- [EXERCISE INSTRUCTIONS]: Give the entries again exactly, every one of them.

- [INFORMATION SUPPLIED]:
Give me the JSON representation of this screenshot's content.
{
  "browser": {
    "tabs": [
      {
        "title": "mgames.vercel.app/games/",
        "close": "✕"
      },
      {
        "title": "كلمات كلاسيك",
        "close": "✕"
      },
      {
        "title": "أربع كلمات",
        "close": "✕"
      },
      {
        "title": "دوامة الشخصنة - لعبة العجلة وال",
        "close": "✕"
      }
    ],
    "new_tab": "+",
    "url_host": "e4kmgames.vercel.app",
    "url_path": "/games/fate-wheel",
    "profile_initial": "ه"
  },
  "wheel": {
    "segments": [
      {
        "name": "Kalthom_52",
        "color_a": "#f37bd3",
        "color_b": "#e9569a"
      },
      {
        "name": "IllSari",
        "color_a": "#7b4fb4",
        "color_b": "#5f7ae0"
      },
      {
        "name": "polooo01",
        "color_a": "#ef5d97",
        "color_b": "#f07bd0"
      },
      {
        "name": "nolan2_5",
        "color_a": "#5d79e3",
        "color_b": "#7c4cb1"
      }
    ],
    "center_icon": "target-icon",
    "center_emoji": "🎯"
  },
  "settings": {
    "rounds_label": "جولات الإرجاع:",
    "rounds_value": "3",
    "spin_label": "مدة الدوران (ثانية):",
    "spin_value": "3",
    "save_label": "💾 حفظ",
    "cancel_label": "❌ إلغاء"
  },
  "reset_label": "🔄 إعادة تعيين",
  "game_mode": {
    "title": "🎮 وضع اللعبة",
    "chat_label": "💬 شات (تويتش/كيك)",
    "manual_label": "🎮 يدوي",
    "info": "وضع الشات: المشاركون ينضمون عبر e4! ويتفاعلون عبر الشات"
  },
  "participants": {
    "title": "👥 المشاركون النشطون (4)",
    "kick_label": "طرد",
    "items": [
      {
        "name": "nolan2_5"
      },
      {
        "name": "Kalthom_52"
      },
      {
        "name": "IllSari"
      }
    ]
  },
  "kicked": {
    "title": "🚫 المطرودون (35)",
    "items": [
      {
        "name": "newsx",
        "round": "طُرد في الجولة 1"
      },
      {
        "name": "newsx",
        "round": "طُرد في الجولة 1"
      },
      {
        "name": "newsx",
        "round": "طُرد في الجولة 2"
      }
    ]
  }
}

- [RESPONSE FOR THIS EXERCISE]:
Give me the JSON representation of this screenshot's content.
{
  "browser": {
    "tabs": [
      {
        "title": "mgames.vercel.app/games/",
        "close": "✕"
      },
      {
        "title": "كلمات كلاسيك",
        "close": "✕"
      },
      {
        "title": "أربع كلمات",
        "close": "✕"
      },
      {
        "title": "دوامة الشخصنة - لعبة العجلة وال",
        "close": "✕"
      }
    ],
    "new_tab": "+",
    "url_host": "e4kmgames.vercel.app",
    "url_path": "/games/fate-wheel",
    "profile_initial": "ه"
  },
  "wheel": {
    "segments": [
      {
        "name": "Kalthom_52",
        "color_a": "#f37bd3",
        "color_b": "#e9569a"
      },
      {
        "name": "IllSari",
        "color_a": "#7b4fb4",
        "color_b": "#5f7ae0"
      },
      {
        "name": "polooo01",
        "color_a": "#ef5d97",
        "color_b": "#f07bd0"
      },
      {
        "name": "nolan2_5",
        "color_a": "#5d79e3",
        "color_b": "#7c4cb1"
      }
    ],
    "center_icon": "target-icon",
    "center_emoji": "🎯"
  },
  "settings": {
    "rounds_label": "جولات الإرجاع:",
    "rounds_value": "3",
    "spin_label": "مدة الدوران (ثانية):",
    "spin_value": "3",
    "save_label": "💾 حفظ",
    "cancel_label": "❌ إلغاء"
  },
  "reset_label": "🔄 إعادة تعيين",
  "game_mode": {
    "title": "🎮 وضع اللعبة",
    "chat_label": "💬 شات (تويتش/كيك)",
    "manual_label": "🎮 يدوي",
    "info": "وضع الشات: المشاركون ينضمون عبر e4! ويتفاعلون عبر الشات"
  },
  "participants": {
    "title": "👥 المشاركون النشطون (4)",
    "kick_label": "طرد",
    "items": [
      {
        "name": "nolan2_5"
      },
      {
        "name": "Kalthom_52"
      },
      {
        "name": "IllSari"
      }
    ]
  },
  "kicked": {
    "title": "🚫 المطرودون (35)",
    "items": [
      {
        "name": "newsx",
        "round": "طُرد في الجولة 1"
      },
      {
        "name": "newsx",
        "round": "طُرد في الجولة 1"
      },
      {
        "name": "newsx",
        "round": "طُرد في الجولة 2"
      }
    ]
  }
}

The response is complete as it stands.